# [Input data]
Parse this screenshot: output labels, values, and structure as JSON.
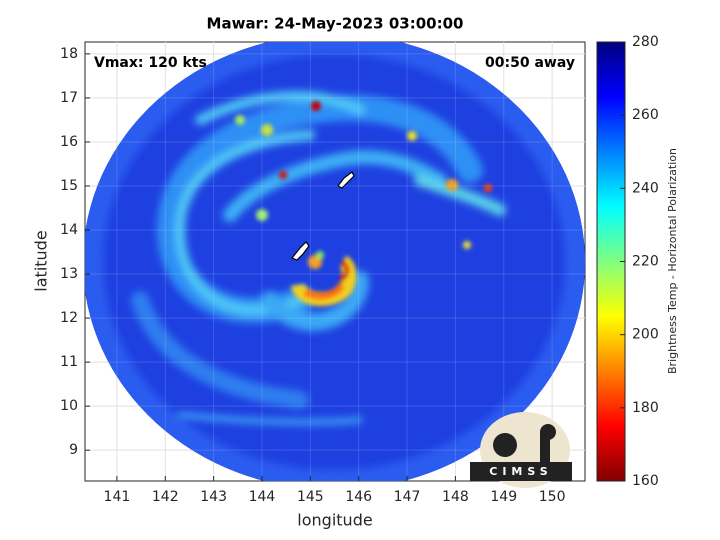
{
  "chart_data": {
    "type": "image",
    "title": "Mawar: 24-May-2023 03:00:00",
    "xlabel": "longitude",
    "ylabel": "latitude",
    "xlim": [
      140.34,
      150.68
    ],
    "ylim": [
      8.3,
      18.27
    ],
    "xticks": [
      141,
      142,
      143,
      144,
      145,
      146,
      147,
      148,
      149,
      150
    ],
    "yticks": [
      9,
      10,
      11,
      12,
      13,
      14,
      15,
      16,
      17,
      18
    ],
    "grid": true,
    "annotations": [
      "Vmax: 120 kts",
      "00:50 away"
    ],
    "colorbar": {
      "label": "Brightness Temp - Horizontal Polarization",
      "lim": [
        160,
        280
      ],
      "ticks": [
        160,
        180,
        200,
        220,
        240,
        260,
        280
      ],
      "colormap": [
        "#800000",
        "#ff0000",
        "#ff8000",
        "#ffff00",
        "#80ff80",
        "#00ffff",
        "#0080ff",
        "#0000ff",
        "#000080"
      ]
    },
    "logo_text": "CIMSS"
  }
}
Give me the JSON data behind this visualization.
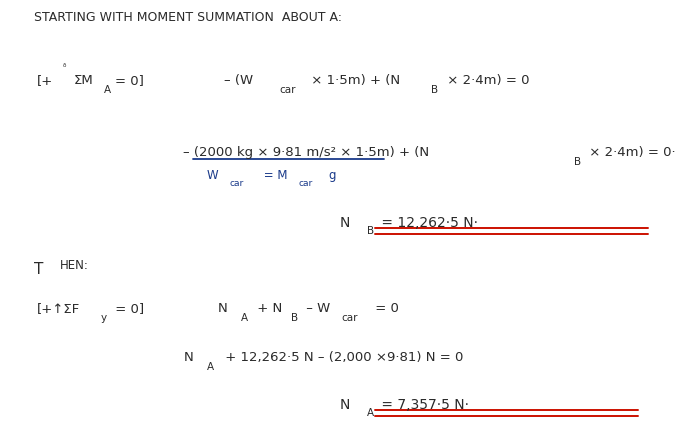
{
  "bg": "#ffffff",
  "ink": "#2a2a2a",
  "blue": "#1a3a8a",
  "red": "#cc1100",
  "figw": 6.79,
  "figh": 4.23,
  "dpi": 100,
  "title": "STARTING WITH MOMENT SUMMATION  ABOUT A:",
  "line1_label": "[+ᶞΣM",
  "line1_label_sub": "A",
  "line1_label_end": "= 0]",
  "line1_eq": "– (W",
  "line1_eq_sub1": "car",
  "line1_eq_mid": " × 1·5m) + (N",
  "line1_eq_sub2": "B",
  "line1_eq_end": " × 2·4m) = 0",
  "line2_eq": "– (2000 kg × 9·81 m/s² × 1·5m) + (N",
  "line2_eq_sub": "B",
  "line2_eq_end": " × 2·4m) = 0·",
  "wcar_label": "W",
  "wcar_sub": "car",
  "wcar_eq": " = M",
  "mcar_sub": "car",
  "mcar_g": "g",
  "nb_label": "N",
  "nb_sub": "B",
  "nb_result": " = 12,262·5 N·",
  "then": "T",
  "then2": "HEN:",
  "line4_label": "[+↑ΣF",
  "line4_sub": "y",
  "line4_end": " = 0]",
  "line4_eq_na": "N",
  "line4_sub_a": "A",
  "line4_eq_nb": " + N",
  "line4_sub_b": "B",
  "line4_wcar": " – W",
  "line4_wcar_sub": "car",
  "line4_eq_end": " = 0",
  "line5_na": "N",
  "line5_na_sub": "A",
  "line5_rest": " + 12,262·5 N – (2,000 ×9·81) N = 0",
  "line6_na": "N",
  "line6_na_sub": "A",
  "line6_result": " = 7,357·5 N·"
}
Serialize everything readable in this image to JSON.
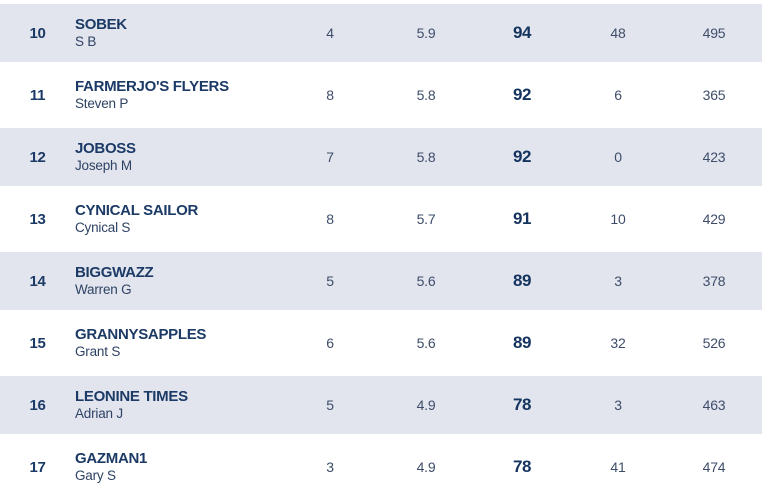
{
  "table": {
    "rows": [
      {
        "rank": "10",
        "team": "SOBEK",
        "manager": "S B",
        "stat1": "4",
        "stat2": "5.9",
        "points": "94",
        "stat4": "48",
        "stat5": "495"
      },
      {
        "rank": "11",
        "team": "FARMERJO'S FLYERS",
        "manager": "Steven P",
        "stat1": "8",
        "stat2": "5.8",
        "points": "92",
        "stat4": "6",
        "stat5": "365"
      },
      {
        "rank": "12",
        "team": "JOBOSS",
        "manager": "Joseph M",
        "stat1": "7",
        "stat2": "5.8",
        "points": "92",
        "stat4": "0",
        "stat5": "423"
      },
      {
        "rank": "13",
        "team": "CYNICAL SAILOR",
        "manager": "Cynical S",
        "stat1": "8",
        "stat2": "5.7",
        "points": "91",
        "stat4": "10",
        "stat5": "429"
      },
      {
        "rank": "14",
        "team": "BIGGWAZZ",
        "manager": "Warren G",
        "stat1": "5",
        "stat2": "5.6",
        "points": "89",
        "stat4": "3",
        "stat5": "378"
      },
      {
        "rank": "15",
        "team": "GRANNYSAPPLES",
        "manager": "Grant S",
        "stat1": "6",
        "stat2": "5.6",
        "points": "89",
        "stat4": "32",
        "stat5": "526"
      },
      {
        "rank": "16",
        "team": "LEONINE TIMES",
        "manager": "Adrian J",
        "stat1": "5",
        "stat2": "4.9",
        "points": "78",
        "stat4": "3",
        "stat5": "463"
      },
      {
        "rank": "17",
        "team": "GAZMAN1",
        "manager": "Gary S",
        "stat1": "3",
        "stat2": "4.9",
        "points": "78",
        "stat4": "41",
        "stat5": "474"
      }
    ],
    "colors": {
      "alt_row_bg": "#e2e5ee",
      "team_text": "#1c3a66",
      "points_text": "#14335e",
      "manager_text": "#2e4263",
      "stat_text": "#3e4d69",
      "page_bg": "#ffffff"
    }
  }
}
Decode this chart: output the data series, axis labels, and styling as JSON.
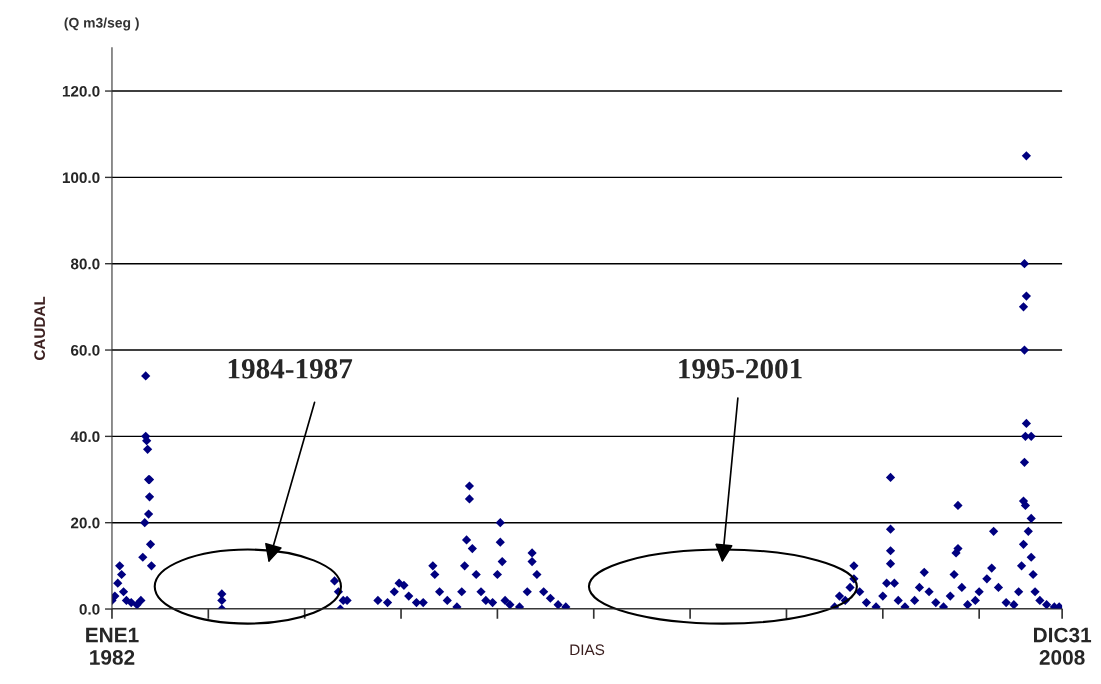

# [Task description]
Each line above is to be copied verbatim. Drop any image from the copy.

# [Completed exercise]
Parse this screenshot: output labels, values, and structure as JSON.
{
  "chart_data": {
    "type": "image",
    "title": "Mawar: 24-May-2023 03:00:00",
    "xlabel": "longitude",
    "ylabel": "latitude",
    "xlim": [
      140.34,
      150.68
    ],
    "ylim": [
      8.3,
      18.27
    ],
    "xticks": [
      141,
      142,
      143,
      144,
      145,
      146,
      147,
      148,
      149,
      150
    ],
    "yticks": [
      9,
      10,
      11,
      12,
      13,
      14,
      15,
      16,
      17,
      18
    ],
    "grid": true,
    "annotations": [
      "Vmax: 120 kts",
      "00:50 away"
    ],
    "colorbar": {
      "label": "Brightness Temp - Horizontal Polarization",
      "lim": [
        160,
        280
      ],
      "ticks": [
        160,
        180,
        200,
        220,
        240,
        260,
        280
      ],
      "colormap": [
        "#800000",
        "#ff0000",
        "#ff8000",
        "#ffff00",
        "#80ff80",
        "#00ffff",
        "#0080ff",
        "#0000ff",
        "#000080"
      ]
    },
    "logo_text": "CIMSS"
  }
}
Give me the JSON data behind this visualization.
{
  "bg": "#ffffff",
  "ink": "#2a2a2a",
  "blue": "#1a3a8a",
  "red": "#cc1100",
  "figw": 6.79,
  "figh": 4.23,
  "dpi": 100,
  "title": "STARTING WITH MOMENT SUMMATION  ABOUT A:",
  "line1_label": "[+ᶞΣM",
  "line1_label_sub": "A",
  "line1_label_end": "= 0]",
  "line1_eq": "– (W",
  "line1_eq_sub1": "car",
  "line1_eq_mid": " × 1·5m) + (N",
  "line1_eq_sub2": "B",
  "line1_eq_end": " × 2·4m) = 0",
  "line2_eq": "– (2000 kg × 9·81 m/s² × 1·5m) + (N",
  "line2_eq_sub": "B",
  "line2_eq_end": " × 2·4m) = 0·",
  "wcar_label": "W",
  "wcar_sub": "car",
  "wcar_eq": " = M",
  "mcar_sub": "car",
  "mcar_g": "g",
  "nb_label": "N",
  "nb_sub": "B",
  "nb_result": " = 12,262·5 N·",
  "then": "T",
  "then2": "HEN:",
  "line4_label": "[+↑ΣF",
  "line4_sub": "y",
  "line4_end": " = 0]",
  "line4_eq_na": "N",
  "line4_sub_a": "A",
  "line4_eq_nb": " + N",
  "line4_sub_b": "B",
  "line4_wcar": " – W",
  "line4_wcar_sub": "car",
  "line4_eq_end": " = 0",
  "line5_na": "N",
  "line5_na_sub": "A",
  "line5_rest": " + 12,262·5 N – (2,000 ×9·81) N = 0",
  "line6_na": "N",
  "line6_na_sub": "A",
  "line6_result": " = 7,357·5 N·"
}
Serialize everything readable in this image to JSON.
{
  "table": {
    "rows": [
      {
        "rank": "10",
        "team": "SOBEK",
        "manager": "S B",
        "stat1": "4",
        "stat2": "5.9",
        "points": "94",
        "stat4": "48",
        "stat5": "495"
      },
      {
        "rank": "11",
        "team": "FARMERJO'S FLYERS",
        "manager": "Steven P",
        "stat1": "8",
        "stat2": "5.8",
        "points": "92",
        "stat4": "6",
        "stat5": "365"
      },
      {
        "rank": "12",
        "team": "JOBOSS",
        "manager": "Joseph M",
        "stat1": "7",
        "stat2": "5.8",
        "points": "92",
        "stat4": "0",
        "stat5": "423"
      },
      {
        "rank": "13",
        "team": "CYNICAL SAILOR",
        "manager": "Cynical S",
        "stat1": "8",
        "stat2": "5.7",
        "points": "91",
        "stat4": "10",
        "stat5": "429"
      },
      {
        "rank": "14",
        "team": "BIGGWAZZ",
        "manager": "Warren G",
        "stat1": "5",
        "stat2": "5.6",
        "points": "89",
        "stat4": "3",
        "stat5": "378"
      },
      {
        "rank": "15",
        "team": "GRANNYSAPPLES",
        "manager": "Grant S",
        "stat1": "6",
        "stat2": "5.6",
        "points": "89",
        "stat4": "32",
        "stat5": "526"
      },
      {
        "rank": "16",
        "team": "LEONINE TIMES",
        "manager": "Adrian J",
        "stat1": "5",
        "stat2": "4.9",
        "points": "78",
        "stat4": "3",
        "stat5": "463"
      },
      {
        "rank": "17",
        "team": "GAZMAN1",
        "manager": "Gary S",
        "stat1": "3",
        "stat2": "4.9",
        "points": "78",
        "stat4": "41",
        "stat5": "474"
      }
    ],
    "colors": {
      "alt_row_bg": "#e2e5ee",
      "team_text": "#1c3a66",
      "points_text": "#14335e",
      "manager_text": "#2e4263",
      "stat_text": "#3e4d69",
      "page_bg": "#ffffff"
    }
  }
}
Decode this chart: output the data series, axis labels, and styling as JSON.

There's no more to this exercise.